Part of a data file:
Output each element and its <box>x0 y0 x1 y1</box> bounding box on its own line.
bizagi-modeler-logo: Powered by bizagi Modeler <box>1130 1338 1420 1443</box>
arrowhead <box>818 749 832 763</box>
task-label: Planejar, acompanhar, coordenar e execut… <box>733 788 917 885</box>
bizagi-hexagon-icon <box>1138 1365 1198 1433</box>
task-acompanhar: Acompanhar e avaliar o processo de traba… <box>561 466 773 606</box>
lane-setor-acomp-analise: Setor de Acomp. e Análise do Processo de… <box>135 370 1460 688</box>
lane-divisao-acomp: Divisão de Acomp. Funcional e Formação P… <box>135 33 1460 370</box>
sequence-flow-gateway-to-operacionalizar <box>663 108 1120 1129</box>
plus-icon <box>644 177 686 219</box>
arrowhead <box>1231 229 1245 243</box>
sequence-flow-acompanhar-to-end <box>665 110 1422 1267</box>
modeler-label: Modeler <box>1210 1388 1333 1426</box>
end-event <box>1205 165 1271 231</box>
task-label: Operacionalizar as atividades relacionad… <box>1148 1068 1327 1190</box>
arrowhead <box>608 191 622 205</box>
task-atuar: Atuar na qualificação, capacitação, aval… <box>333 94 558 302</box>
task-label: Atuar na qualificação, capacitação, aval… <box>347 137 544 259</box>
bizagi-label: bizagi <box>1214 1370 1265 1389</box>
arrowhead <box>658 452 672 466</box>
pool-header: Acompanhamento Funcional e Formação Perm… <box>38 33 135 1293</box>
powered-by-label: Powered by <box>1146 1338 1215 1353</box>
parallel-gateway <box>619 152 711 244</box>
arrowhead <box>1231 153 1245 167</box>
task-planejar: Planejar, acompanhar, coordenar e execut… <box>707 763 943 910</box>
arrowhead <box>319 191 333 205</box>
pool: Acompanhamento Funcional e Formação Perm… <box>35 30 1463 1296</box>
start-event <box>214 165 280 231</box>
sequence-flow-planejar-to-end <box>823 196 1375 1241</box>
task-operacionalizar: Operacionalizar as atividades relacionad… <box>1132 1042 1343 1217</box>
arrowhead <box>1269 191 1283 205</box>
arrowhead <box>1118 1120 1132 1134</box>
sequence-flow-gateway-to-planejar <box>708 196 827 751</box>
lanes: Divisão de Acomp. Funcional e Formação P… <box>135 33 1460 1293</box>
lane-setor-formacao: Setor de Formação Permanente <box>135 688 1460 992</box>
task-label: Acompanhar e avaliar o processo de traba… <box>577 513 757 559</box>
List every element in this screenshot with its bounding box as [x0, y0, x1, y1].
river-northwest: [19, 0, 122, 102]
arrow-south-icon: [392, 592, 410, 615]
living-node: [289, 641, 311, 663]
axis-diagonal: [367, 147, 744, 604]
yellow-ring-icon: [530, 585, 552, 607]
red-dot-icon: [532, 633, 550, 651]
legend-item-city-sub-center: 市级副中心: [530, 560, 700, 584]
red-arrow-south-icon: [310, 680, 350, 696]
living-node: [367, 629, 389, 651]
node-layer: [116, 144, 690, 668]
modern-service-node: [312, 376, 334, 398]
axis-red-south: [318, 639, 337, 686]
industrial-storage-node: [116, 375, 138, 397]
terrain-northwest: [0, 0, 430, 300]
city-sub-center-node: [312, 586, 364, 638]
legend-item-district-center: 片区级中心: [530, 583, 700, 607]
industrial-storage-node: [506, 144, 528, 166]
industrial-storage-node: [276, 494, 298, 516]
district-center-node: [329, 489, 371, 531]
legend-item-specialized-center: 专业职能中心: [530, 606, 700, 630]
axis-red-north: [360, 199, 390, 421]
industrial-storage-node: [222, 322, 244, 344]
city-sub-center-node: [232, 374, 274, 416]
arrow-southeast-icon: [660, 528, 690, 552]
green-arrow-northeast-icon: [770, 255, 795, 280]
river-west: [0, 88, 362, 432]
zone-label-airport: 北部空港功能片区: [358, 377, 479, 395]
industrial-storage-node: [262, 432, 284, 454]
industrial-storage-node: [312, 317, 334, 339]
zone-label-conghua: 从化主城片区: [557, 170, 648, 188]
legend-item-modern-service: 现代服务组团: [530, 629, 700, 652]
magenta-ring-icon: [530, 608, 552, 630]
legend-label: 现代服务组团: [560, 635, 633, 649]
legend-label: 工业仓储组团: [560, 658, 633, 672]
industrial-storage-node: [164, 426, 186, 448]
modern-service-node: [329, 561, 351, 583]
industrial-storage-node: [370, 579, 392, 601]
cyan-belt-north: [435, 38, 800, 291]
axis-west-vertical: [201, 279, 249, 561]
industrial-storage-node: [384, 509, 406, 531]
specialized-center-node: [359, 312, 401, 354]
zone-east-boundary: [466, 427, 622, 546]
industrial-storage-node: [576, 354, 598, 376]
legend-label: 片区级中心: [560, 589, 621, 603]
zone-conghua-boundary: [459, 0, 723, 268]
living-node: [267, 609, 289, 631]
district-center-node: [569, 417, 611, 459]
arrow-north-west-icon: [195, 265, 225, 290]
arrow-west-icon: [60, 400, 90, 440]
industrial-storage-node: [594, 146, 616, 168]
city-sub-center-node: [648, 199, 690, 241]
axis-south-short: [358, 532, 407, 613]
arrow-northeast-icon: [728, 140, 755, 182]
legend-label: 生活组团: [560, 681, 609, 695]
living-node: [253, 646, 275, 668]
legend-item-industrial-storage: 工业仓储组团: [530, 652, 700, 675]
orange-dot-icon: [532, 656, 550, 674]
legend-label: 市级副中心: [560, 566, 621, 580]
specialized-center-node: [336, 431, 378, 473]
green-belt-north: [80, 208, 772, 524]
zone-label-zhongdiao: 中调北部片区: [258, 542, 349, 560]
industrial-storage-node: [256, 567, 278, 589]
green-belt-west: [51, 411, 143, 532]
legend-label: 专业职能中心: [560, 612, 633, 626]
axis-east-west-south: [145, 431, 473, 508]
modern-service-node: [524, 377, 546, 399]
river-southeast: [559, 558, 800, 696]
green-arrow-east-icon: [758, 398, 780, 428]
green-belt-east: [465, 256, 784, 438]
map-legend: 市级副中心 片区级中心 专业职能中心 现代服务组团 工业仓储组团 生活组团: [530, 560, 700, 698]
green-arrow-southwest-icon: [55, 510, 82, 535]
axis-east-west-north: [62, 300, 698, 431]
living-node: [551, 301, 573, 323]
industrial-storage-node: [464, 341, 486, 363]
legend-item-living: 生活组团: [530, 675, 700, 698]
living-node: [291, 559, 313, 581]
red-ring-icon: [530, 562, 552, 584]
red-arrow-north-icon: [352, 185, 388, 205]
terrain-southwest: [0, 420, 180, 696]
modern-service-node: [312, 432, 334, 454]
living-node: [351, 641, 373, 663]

-- WRITTEN REQUEST --
Rewrite the records from their first line through the line containing "modeler-label: Modeler <box>1210", swapping "arrowhead" for "arrow-marker" and leaving everything else unchanged.

-- COMPLETED EXERCISE --
Output each element and its <box>x0 y0 x1 y1</box> bounding box on its own line.
bizagi-modeler-logo: Powered by bizagi Modeler <box>1130 1338 1420 1443</box>
arrow-marker <box>818 749 832 763</box>
task-label: Planejar, acompanhar, coordenar e execut… <box>733 788 917 885</box>
bizagi-hexagon-icon <box>1138 1365 1198 1433</box>
task-acompanhar: Acompanhar e avaliar o processo de traba… <box>561 466 773 606</box>
lane-setor-acomp-analise: Setor de Acomp. e Análise do Processo de… <box>135 370 1460 688</box>
lane-divisao-acomp: Divisão de Acomp. Funcional e Formação P… <box>135 33 1460 370</box>
sequence-flow-gateway-to-operacionalizar <box>663 108 1120 1129</box>
plus-icon <box>644 177 686 219</box>
arrow-marker <box>1231 229 1245 243</box>
sequence-flow-acompanhar-to-end <box>665 110 1422 1267</box>
modeler-label: Modeler <box>1210 1388 1333 1426</box>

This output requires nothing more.